- WORK INSTRUCTIONS -
Copy each record exactly as it reads, leaving out any pictures it holds.

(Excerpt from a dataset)
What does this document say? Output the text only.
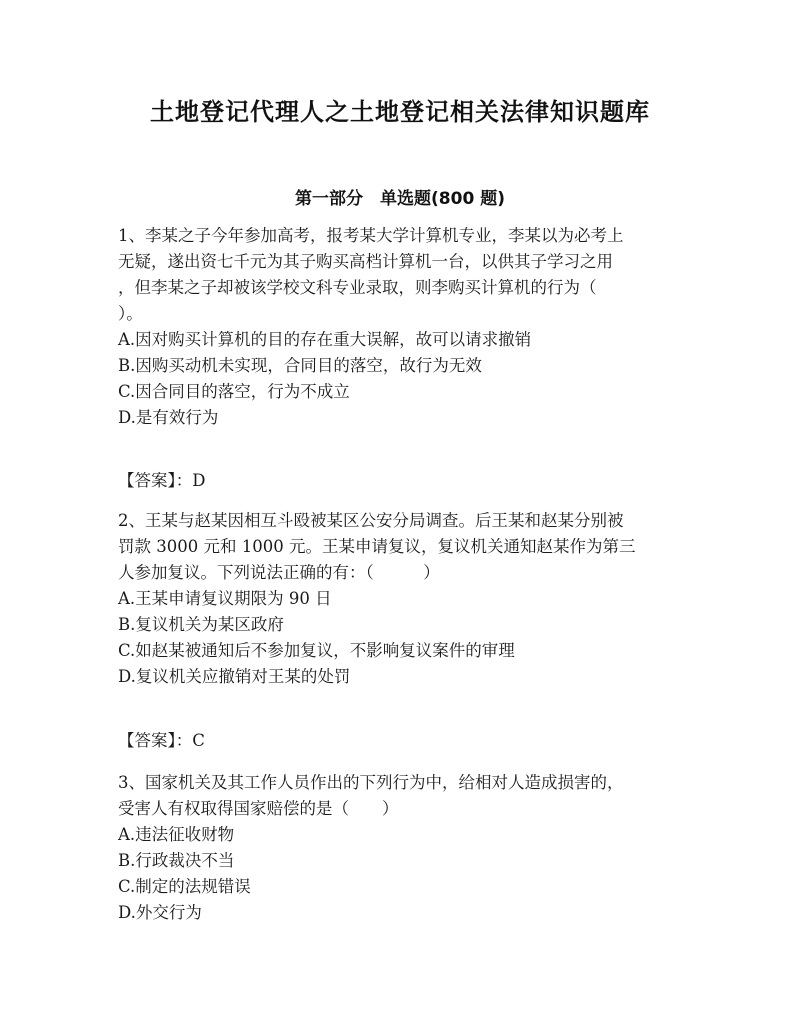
土地登记代理人之土地登记相关法律知识题库
第一部分　单选题(800 题)
1、李某之子今年参加高考，报考某大学计算机专业，李某以为必考上
无疑，遂出资七千元为其子购买高档计算机一台，以供其子学习之用
，但李某之子却被该学校文科专业录取，则李购买计算机的行为（
）。
A.因对购买计算机的目的存在重大误解，故可以请求撤销
B.因购买动机未实现，合同目的落空，故行为无效
C.因合同目的落空，行为不成立
D.是有效行为
【答案】：D
2、王某与赵某因相互斗殴被某区公安分局调查。后王某和赵某分别被
罚款 3000 元和 1000 元。王某申请复议，复议机关通知赵某作为第三
人参加复议。下列说法正确的有：（　　　）
A.王某申请复议期限为 90 日
B.复议机关为某区政府
C.如赵某被通知后不参加复议，不影响复议案件的审理
D.复议机关应撤销对王某的处罚
【答案】：C
3、国家机关及其工作人员作出的下列行为中，给相对人造成损害的，
受害人有权取得国家赔偿的是（　　）
A.违法征收财物
B.行政裁决不当
C.制定的法规错误
D.外交行为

- WRITTEN REPLY -
What does this document say? Output the text only.
土地登记代理人之土地登记相关法律知识题库
第一部分　单选题(800 题)
1、李某之子今年参加高考，报考某大学计算机专业，李某以为必考上
无疑，遂出资七千元为其子购买高档计算机一台，以供其子学习之用
，但李某之子却被该学校文科专业录取，则李购买计算机的行为（
）。
A.因对购买计算机的目的存在重大误解，故可以请求撤销
B.因购买动机未实现，合同目的落空，故行为无效
C.因合同目的落空，行为不成立
D.是有效行为
【答案】：D
2、王某与赵某因相互斗殴被某区公安分局调查。后王某和赵某分别被
罚款 3000 元和 1000 元。王某申请复议，复议机关通知赵某作为第三
人参加复议。下列说法正确的有：（　　　）
A.王某申请复议期限为 90 日
B.复议机关为某区政府
C.如赵某被通知后不参加复议，不影响复议案件的审理
D.复议机关应撤销对王某的处罚
【答案】：C
3、国家机关及其工作人员作出的下列行为中，给相对人造成损害的，
受害人有权取得国家赔偿的是（　　）
A.违法征收财物
B.行政裁决不当
C.制定的法规错误
D.外交行为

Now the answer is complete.